• [TASK BRIEF]:
From the records below, copy every line that contains the word "hydrantów".

• [EXERCISE MATERIAL]:
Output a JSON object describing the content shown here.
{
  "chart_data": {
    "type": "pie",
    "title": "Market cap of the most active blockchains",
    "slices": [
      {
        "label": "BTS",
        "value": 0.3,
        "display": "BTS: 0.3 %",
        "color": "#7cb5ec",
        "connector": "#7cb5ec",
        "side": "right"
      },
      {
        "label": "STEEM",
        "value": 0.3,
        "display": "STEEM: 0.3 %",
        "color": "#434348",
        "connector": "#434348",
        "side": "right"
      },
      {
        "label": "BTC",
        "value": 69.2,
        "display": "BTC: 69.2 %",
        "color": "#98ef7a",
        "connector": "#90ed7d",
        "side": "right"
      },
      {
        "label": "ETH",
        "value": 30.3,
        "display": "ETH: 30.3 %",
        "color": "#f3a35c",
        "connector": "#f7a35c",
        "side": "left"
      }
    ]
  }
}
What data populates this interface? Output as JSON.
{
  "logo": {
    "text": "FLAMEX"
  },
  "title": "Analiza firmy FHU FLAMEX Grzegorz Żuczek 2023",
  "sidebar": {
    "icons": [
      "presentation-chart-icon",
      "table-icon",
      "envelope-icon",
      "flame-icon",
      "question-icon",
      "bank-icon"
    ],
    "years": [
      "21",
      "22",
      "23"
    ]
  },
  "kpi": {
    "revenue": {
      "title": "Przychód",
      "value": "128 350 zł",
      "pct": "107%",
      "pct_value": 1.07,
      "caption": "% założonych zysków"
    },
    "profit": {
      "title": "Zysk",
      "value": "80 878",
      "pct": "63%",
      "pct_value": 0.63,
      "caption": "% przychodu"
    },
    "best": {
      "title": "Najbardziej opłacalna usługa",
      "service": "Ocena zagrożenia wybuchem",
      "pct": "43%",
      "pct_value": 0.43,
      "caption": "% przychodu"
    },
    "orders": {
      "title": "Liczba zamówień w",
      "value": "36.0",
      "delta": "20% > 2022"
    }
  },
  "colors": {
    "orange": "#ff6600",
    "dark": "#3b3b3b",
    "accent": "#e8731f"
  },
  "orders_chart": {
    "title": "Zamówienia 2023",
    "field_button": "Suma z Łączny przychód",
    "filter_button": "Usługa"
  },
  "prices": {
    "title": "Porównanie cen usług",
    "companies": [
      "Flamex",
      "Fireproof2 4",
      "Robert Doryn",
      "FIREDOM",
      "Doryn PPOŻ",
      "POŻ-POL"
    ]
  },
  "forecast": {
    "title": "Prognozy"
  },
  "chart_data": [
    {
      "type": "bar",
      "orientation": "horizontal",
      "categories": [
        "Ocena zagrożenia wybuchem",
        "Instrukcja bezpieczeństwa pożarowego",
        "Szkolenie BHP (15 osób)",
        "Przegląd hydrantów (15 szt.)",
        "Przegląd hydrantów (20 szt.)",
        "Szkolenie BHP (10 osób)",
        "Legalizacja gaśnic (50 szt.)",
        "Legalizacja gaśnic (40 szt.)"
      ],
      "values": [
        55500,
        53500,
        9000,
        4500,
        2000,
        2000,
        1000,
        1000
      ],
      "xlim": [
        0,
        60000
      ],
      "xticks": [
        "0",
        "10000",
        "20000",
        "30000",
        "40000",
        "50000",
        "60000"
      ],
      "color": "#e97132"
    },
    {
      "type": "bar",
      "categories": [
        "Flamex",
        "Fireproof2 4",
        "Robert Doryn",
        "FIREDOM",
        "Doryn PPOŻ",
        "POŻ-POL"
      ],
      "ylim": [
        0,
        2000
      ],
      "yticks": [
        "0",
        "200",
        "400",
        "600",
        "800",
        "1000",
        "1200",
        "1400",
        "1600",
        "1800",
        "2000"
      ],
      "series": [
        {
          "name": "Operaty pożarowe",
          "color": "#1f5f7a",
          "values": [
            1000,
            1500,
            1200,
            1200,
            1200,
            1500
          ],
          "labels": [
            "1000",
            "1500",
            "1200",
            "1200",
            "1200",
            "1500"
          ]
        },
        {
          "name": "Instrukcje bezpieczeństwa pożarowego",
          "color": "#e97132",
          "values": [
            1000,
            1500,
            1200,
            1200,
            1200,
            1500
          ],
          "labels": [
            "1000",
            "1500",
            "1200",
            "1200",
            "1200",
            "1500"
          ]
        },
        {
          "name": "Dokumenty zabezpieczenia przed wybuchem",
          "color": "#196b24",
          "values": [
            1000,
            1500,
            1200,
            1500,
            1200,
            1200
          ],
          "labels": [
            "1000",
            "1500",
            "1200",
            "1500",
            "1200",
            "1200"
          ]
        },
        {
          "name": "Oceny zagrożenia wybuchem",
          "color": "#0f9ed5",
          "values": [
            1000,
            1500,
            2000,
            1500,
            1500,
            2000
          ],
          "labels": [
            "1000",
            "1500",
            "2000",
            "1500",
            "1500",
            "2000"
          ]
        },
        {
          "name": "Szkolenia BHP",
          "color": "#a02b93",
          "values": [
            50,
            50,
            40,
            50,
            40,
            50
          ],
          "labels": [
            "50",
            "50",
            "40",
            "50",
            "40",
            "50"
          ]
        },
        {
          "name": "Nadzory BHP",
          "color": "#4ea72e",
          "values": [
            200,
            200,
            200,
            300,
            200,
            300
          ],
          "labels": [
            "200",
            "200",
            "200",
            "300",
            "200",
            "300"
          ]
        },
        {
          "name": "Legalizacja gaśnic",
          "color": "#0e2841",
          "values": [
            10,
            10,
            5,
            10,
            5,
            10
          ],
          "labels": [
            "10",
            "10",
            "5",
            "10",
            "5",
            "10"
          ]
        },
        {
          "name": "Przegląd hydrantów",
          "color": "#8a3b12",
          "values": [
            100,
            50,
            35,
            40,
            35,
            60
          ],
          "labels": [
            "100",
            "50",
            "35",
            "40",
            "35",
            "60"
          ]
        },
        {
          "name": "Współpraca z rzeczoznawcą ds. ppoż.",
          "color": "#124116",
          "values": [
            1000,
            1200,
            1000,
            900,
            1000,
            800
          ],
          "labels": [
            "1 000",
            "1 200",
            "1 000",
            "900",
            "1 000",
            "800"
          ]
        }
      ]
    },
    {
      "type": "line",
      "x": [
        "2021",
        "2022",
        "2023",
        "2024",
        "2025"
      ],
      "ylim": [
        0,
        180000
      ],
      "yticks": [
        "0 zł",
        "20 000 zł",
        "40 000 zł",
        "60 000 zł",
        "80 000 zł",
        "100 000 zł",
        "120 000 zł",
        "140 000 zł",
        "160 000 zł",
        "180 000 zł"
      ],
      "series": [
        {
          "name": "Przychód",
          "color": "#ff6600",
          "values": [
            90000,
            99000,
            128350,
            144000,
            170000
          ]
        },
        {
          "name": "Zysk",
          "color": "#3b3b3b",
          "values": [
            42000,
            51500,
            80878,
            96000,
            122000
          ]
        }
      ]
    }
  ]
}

---

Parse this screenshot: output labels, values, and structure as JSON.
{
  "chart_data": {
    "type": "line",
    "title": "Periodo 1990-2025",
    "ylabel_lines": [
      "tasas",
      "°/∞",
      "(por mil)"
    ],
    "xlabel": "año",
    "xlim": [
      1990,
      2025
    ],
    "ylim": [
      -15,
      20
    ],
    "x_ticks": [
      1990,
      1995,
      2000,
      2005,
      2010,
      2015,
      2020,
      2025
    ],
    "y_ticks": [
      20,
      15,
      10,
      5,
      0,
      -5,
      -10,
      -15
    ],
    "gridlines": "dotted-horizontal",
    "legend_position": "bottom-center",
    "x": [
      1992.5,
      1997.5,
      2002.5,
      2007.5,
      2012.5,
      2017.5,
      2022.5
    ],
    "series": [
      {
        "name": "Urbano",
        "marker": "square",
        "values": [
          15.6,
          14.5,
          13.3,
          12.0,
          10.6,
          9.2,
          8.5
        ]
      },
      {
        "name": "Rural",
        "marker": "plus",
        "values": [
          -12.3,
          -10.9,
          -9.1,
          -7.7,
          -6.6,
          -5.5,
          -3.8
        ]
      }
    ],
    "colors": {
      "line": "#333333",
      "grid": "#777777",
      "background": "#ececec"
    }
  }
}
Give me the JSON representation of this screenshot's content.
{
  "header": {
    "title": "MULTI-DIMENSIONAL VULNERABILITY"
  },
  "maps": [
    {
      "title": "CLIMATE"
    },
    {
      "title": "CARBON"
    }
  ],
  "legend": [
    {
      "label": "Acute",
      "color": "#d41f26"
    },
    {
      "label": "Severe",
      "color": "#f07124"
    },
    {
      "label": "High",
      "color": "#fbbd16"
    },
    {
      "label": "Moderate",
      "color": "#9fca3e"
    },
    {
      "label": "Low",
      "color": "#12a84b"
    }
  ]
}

• [PROBLEM SOLUTION]:
        "Przegląd hydrantów (15 szt.)",
        "Przegląd hydrantów (20 szt.)",
          "name": "Przegląd hydrantów",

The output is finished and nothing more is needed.